::: Data to use
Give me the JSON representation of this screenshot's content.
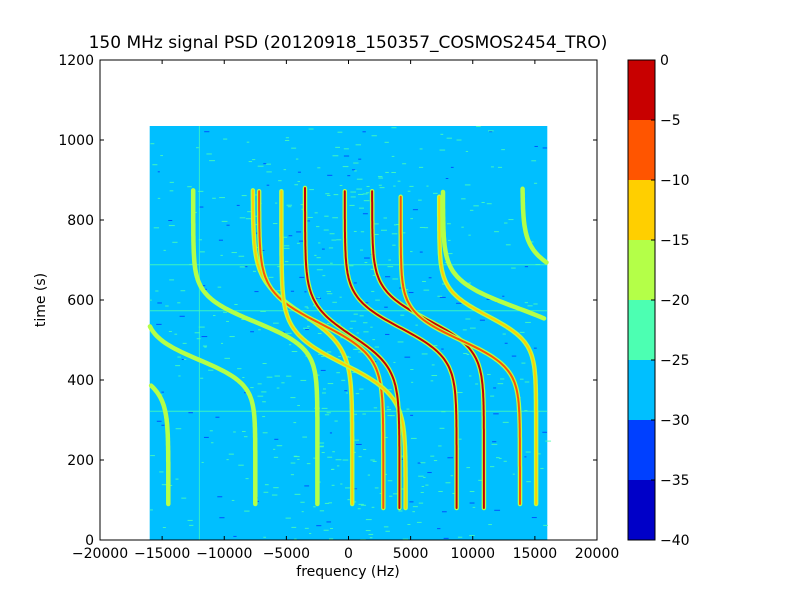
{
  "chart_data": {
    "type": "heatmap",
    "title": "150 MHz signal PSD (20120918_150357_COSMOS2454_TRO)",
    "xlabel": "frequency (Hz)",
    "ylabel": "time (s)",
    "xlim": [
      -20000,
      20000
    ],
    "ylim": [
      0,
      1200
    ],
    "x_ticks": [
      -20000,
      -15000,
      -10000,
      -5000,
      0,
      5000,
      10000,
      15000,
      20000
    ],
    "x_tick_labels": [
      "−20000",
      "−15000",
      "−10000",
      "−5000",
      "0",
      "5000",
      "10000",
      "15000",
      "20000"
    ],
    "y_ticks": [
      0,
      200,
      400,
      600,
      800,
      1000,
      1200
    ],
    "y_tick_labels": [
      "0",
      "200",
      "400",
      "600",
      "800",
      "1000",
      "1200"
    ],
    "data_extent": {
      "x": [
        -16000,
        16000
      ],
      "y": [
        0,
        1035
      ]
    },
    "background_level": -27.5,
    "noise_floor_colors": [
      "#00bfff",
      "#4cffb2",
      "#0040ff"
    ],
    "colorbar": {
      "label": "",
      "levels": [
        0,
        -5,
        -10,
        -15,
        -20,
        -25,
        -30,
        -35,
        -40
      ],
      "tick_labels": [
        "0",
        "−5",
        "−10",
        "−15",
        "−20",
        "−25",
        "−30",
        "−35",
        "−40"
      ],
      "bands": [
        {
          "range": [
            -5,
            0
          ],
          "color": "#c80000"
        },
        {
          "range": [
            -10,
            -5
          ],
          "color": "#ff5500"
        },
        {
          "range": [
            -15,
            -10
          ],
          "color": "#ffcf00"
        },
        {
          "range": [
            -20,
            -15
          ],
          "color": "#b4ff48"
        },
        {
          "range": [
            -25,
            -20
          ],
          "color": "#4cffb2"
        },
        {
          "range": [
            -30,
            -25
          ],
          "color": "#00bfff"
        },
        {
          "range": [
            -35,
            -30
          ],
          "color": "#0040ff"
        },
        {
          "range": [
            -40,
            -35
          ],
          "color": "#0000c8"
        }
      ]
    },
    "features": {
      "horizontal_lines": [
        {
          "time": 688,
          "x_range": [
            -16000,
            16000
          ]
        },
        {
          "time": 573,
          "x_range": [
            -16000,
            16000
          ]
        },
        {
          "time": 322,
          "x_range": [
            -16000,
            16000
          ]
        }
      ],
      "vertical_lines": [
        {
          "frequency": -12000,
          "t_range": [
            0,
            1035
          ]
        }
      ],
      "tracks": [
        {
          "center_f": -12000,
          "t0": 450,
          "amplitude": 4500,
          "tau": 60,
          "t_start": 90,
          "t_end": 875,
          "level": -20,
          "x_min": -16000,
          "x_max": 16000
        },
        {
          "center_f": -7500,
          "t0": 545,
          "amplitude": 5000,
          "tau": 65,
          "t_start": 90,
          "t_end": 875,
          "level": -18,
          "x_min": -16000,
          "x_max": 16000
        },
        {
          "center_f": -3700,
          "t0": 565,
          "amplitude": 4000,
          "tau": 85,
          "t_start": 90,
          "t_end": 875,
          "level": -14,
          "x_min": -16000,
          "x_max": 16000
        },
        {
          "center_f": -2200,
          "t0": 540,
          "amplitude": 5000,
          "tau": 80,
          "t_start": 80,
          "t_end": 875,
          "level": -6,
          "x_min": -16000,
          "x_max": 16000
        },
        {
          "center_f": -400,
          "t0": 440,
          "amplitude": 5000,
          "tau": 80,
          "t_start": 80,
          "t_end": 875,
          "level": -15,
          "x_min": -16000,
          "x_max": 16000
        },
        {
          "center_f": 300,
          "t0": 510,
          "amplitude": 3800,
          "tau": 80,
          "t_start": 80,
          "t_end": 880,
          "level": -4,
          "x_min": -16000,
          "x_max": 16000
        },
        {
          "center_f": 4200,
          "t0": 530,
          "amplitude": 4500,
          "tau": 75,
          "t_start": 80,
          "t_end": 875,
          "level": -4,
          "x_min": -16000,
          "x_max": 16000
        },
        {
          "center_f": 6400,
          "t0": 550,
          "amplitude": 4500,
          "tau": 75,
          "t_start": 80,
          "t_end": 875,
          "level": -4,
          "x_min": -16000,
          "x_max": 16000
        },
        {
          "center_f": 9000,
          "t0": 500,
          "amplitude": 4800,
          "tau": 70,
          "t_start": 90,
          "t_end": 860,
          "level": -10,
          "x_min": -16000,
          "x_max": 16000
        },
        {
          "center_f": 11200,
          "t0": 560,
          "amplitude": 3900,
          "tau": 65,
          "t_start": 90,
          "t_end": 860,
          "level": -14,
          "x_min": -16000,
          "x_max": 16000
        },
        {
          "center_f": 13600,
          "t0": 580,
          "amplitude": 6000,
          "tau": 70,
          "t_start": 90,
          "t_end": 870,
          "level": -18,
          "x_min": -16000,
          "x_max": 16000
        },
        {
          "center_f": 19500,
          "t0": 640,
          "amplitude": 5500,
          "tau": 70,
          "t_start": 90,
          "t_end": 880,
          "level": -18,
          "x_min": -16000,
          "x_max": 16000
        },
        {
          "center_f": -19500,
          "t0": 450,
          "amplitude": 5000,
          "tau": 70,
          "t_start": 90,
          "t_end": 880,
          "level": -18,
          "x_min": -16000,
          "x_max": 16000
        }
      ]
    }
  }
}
::::::
# Requirements:
Reproduce the material above verbatim; omit every picture.

# Correct result:
Give me the JSON representation of this screenshot's content.
{
  "chart_data": {
    "type": "heatmap",
    "title": "150 MHz signal PSD (20120918_150357_COSMOS2454_TRO)",
    "xlabel": "frequency (Hz)",
    "ylabel": "time (s)",
    "xlim": [
      -20000,
      20000
    ],
    "ylim": [
      0,
      1200
    ],
    "x_ticks": [
      -20000,
      -15000,
      -10000,
      -5000,
      0,
      5000,
      10000,
      15000,
      20000
    ],
    "x_tick_labels": [
      "−20000",
      "−15000",
      "−10000",
      "−5000",
      "0",
      "5000",
      "10000",
      "15000",
      "20000"
    ],
    "y_ticks": [
      0,
      200,
      400,
      600,
      800,
      1000,
      1200
    ],
    "y_tick_labels": [
      "0",
      "200",
      "400",
      "600",
      "800",
      "1000",
      "1200"
    ],
    "data_extent": {
      "x": [
        -16000,
        16000
      ],
      "y": [
        0,
        1035
      ]
    },
    "background_level": -27.5,
    "noise_floor_colors": [
      "#00bfff",
      "#4cffb2",
      "#0040ff"
    ],
    "colorbar": {
      "label": "",
      "levels": [
        0,
        -5,
        -10,
        -15,
        -20,
        -25,
        -30,
        -35,
        -40
      ],
      "tick_labels": [
        "0",
        "−5",
        "−10",
        "−15",
        "−20",
        "−25",
        "−30",
        "−35",
        "−40"
      ],
      "bands": [
        {
          "range": [
            -5,
            0
          ],
          "color": "#c80000"
        },
        {
          "range": [
            -10,
            -5
          ],
          "color": "#ff5500"
        },
        {
          "range": [
            -15,
            -10
          ],
          "color": "#ffcf00"
        },
        {
          "range": [
            -20,
            -15
          ],
          "color": "#b4ff48"
        },
        {
          "range": [
            -25,
            -20
          ],
          "color": "#4cffb2"
        },
        {
          "range": [
            -30,
            -25
          ],
          "color": "#00bfff"
        },
        {
          "range": [
            -35,
            -30
          ],
          "color": "#0040ff"
        },
        {
          "range": [
            -40,
            -35
          ],
          "color": "#0000c8"
        }
      ]
    },
    "features": {
      "horizontal_lines": [
        {
          "time": 688,
          "x_range": [
            -16000,
            16000
          ]
        },
        {
          "time": 573,
          "x_range": [
            -16000,
            16000
          ]
        },
        {
          "time": 322,
          "x_range": [
            -16000,
            16000
          ]
        }
      ],
      "vertical_lines": [
        {
          "frequency": -12000,
          "t_range": [
            0,
            1035
          ]
        }
      ],
      "tracks": [
        {
          "center_f": -12000,
          "t0": 450,
          "amplitude": 4500,
          "tau": 60,
          "t_start": 90,
          "t_end": 875,
          "level": -20,
          "x_min": -16000,
          "x_max": 16000
        },
        {
          "center_f": -7500,
          "t0": 545,
          "amplitude": 5000,
          "tau": 65,
          "t_start": 90,
          "t_end": 875,
          "level": -18,
          "x_min": -16000,
          "x_max": 16000
        },
        {
          "center_f": -3700,
          "t0": 565,
          "amplitude": 4000,
          "tau": 85,
          "t_start": 90,
          "t_end": 875,
          "level": -14,
          "x_min": -16000,
          "x_max": 16000
        },
        {
          "center_f": -2200,
          "t0": 540,
          "amplitude": 5000,
          "tau": 80,
          "t_start": 80,
          "t_end": 875,
          "level": -6,
          "x_min": -16000,
          "x_max": 16000
        },
        {
          "center_f": -400,
          "t0": 440,
          "amplitude": 5000,
          "tau": 80,
          "t_start": 80,
          "t_end": 875,
          "level": -15,
          "x_min": -16000,
          "x_max": 16000
        },
        {
          "center_f": 300,
          "t0": 510,
          "amplitude": 3800,
          "tau": 80,
          "t_start": 80,
          "t_end": 880,
          "level": -4,
          "x_min": -16000,
          "x_max": 16000
        },
        {
          "center_f": 4200,
          "t0": 530,
          "amplitude": 4500,
          "tau": 75,
          "t_start": 80,
          "t_end": 875,
          "level": -4,
          "x_min": -16000,
          "x_max": 16000
        },
        {
          "center_f": 6400,
          "t0": 550,
          "amplitude": 4500,
          "tau": 75,
          "t_start": 80,
          "t_end": 875,
          "level": -4,
          "x_min": -16000,
          "x_max": 16000
        },
        {
          "center_f": 9000,
          "t0": 500,
          "amplitude": 4800,
          "tau": 70,
          "t_start": 90,
          "t_end": 860,
          "level": -10,
          "x_min": -16000,
          "x_max": 16000
        },
        {
          "center_f": 11200,
          "t0": 560,
          "amplitude": 3900,
          "tau": 65,
          "t_start": 90,
          "t_end": 860,
          "level": -14,
          "x_min": -16000,
          "x_max": 16000
        },
        {
          "center_f": 13600,
          "t0": 580,
          "amplitude": 6000,
          "tau": 70,
          "t_start": 90,
          "t_end": 870,
          "level": -18,
          "x_min": -16000,
          "x_max": 16000
        },
        {
          "center_f": 19500,
          "t0": 640,
          "amplitude": 5500,
          "tau": 70,
          "t_start": 90,
          "t_end": 880,
          "level": -18,
          "x_min": -16000,
          "x_max": 16000
        },
        {
          "center_f": -19500,
          "t0": 450,
          "amplitude": 5000,
          "tau": 70,
          "t_start": 90,
          "t_end": 880,
          "level": -18,
          "x_min": -16000,
          "x_max": 16000
        }
      ]
    }
  }
}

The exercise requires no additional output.